**STATED TASK:** Gather every line in the records below that contains the word "utut".

**DATASET CONTENT:**
━━━━━━━━

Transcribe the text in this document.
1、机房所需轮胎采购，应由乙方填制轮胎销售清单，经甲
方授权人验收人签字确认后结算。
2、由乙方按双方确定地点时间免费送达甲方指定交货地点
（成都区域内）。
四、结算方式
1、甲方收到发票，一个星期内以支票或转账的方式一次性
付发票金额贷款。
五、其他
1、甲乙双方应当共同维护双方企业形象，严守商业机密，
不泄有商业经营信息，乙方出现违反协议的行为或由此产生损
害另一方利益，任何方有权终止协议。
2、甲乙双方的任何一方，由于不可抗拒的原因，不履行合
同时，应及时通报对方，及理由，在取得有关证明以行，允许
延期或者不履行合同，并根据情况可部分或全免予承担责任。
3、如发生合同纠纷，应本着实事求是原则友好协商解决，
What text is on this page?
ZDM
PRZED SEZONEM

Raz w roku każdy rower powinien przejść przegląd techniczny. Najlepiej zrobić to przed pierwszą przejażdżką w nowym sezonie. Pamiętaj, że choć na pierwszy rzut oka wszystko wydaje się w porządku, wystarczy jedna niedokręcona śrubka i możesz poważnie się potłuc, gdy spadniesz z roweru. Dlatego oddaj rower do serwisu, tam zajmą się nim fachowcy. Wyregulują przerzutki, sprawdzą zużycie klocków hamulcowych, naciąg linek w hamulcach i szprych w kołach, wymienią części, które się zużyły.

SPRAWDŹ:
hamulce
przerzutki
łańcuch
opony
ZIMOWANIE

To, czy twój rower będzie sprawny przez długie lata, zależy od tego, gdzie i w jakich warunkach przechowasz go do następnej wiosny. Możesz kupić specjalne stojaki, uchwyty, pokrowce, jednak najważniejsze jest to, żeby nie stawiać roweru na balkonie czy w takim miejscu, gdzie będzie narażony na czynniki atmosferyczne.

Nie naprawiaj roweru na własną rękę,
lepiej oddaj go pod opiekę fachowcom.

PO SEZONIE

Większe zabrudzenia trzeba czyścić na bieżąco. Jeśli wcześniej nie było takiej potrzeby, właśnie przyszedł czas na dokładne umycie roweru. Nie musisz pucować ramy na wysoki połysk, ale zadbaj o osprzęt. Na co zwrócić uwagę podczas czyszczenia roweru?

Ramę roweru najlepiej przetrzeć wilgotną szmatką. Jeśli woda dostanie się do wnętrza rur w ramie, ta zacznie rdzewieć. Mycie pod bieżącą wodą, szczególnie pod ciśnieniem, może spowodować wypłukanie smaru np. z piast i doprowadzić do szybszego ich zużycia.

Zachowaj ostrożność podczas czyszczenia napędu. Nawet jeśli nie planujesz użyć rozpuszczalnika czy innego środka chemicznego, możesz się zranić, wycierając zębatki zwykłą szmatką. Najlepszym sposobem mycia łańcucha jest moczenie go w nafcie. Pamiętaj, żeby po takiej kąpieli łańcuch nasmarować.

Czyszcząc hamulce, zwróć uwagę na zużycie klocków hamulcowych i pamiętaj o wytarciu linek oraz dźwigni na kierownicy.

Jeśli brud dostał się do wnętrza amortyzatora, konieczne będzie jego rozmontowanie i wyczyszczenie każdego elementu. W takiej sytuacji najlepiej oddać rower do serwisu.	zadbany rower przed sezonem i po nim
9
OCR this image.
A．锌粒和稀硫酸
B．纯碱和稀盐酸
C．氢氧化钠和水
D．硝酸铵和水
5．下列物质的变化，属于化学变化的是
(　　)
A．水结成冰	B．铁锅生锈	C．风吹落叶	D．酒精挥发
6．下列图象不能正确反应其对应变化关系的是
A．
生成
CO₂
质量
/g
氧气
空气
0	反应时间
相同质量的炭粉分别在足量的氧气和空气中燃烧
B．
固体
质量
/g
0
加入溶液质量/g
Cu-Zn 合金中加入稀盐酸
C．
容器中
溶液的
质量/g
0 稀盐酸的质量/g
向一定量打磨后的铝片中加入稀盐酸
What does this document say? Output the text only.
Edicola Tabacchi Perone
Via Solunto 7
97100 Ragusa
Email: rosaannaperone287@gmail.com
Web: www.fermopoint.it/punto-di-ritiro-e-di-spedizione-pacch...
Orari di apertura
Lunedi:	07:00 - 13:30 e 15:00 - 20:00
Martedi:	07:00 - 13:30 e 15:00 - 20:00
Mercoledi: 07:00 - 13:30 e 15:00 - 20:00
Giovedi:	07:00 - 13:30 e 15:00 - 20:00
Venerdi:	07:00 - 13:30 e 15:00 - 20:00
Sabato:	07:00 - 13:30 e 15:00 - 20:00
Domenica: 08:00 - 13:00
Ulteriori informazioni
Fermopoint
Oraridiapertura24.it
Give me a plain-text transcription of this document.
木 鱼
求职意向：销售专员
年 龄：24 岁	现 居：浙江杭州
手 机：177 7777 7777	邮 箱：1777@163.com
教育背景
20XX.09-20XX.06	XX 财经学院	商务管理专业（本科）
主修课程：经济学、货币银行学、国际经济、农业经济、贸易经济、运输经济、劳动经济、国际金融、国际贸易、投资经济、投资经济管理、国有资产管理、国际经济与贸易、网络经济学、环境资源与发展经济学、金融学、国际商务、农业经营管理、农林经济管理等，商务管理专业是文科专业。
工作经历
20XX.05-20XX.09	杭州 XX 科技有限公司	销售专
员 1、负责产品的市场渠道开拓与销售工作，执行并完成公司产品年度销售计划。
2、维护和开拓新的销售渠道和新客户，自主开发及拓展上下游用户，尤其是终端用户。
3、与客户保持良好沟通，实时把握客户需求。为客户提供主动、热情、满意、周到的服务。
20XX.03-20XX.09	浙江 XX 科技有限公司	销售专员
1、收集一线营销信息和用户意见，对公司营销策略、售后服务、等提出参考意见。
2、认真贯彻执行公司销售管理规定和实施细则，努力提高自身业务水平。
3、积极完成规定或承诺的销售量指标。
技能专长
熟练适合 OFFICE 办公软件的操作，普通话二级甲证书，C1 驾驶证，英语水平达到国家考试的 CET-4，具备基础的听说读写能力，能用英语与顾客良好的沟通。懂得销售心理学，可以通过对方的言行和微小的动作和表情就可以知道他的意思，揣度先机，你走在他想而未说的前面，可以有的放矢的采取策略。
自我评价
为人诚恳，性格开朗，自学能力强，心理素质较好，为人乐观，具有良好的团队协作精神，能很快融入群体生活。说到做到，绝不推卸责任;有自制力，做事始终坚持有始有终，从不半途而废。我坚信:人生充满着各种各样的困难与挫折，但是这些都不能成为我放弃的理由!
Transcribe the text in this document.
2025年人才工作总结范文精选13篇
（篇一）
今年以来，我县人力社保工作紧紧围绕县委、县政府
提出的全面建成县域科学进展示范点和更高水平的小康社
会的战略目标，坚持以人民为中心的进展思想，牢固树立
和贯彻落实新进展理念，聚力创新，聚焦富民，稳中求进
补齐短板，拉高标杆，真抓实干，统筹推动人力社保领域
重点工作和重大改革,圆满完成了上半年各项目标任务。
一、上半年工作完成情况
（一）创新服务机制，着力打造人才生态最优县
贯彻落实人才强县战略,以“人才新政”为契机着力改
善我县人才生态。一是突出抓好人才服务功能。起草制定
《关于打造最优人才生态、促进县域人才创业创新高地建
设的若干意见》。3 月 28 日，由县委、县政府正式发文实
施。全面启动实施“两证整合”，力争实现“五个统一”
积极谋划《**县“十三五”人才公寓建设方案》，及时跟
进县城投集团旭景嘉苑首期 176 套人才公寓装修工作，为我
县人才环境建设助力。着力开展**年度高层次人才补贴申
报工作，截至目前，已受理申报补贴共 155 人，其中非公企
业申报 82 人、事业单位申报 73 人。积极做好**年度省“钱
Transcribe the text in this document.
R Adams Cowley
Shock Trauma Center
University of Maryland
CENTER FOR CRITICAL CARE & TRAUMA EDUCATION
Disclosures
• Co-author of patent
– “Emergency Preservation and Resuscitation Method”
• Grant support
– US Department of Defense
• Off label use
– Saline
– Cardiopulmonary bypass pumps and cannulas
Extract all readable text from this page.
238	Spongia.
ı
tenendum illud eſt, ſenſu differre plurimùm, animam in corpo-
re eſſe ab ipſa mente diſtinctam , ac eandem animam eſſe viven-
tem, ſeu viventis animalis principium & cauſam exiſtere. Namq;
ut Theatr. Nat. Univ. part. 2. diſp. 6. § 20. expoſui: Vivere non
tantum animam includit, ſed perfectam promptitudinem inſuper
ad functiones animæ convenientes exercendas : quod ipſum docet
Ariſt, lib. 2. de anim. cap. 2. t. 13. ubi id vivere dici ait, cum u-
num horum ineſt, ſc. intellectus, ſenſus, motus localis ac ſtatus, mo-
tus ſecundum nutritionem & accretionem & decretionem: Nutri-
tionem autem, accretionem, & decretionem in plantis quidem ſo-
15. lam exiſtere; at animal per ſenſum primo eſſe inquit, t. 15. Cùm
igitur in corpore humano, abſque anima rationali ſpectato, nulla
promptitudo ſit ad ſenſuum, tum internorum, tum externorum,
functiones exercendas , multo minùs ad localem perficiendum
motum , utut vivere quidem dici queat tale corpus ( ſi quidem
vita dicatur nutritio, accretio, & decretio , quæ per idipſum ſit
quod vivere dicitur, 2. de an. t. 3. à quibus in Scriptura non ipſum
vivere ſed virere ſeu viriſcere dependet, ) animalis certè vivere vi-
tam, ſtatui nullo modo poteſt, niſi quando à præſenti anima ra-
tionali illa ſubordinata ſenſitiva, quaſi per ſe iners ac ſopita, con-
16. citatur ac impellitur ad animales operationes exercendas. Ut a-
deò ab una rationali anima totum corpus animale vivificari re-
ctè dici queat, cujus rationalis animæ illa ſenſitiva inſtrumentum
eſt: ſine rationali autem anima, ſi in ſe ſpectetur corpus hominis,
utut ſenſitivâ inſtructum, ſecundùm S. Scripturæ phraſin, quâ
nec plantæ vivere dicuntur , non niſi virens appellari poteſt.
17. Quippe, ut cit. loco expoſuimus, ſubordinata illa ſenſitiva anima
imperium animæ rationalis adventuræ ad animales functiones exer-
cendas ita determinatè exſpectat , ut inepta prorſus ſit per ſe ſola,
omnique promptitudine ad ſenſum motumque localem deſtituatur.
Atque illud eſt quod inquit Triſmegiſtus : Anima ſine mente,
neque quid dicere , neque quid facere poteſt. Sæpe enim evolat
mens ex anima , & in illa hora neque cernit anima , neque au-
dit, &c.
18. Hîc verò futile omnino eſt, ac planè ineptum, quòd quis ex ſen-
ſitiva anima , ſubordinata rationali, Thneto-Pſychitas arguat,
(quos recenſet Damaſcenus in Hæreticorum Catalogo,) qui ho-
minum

━━━━━━━━

**FINAL ANSWER:**
motum , utut vivere quidem dici queat tale corpus ( ſi quidem
utut ſenſitivâ inſtructum, ſecundùm S. Scripturæ phraſin, quâ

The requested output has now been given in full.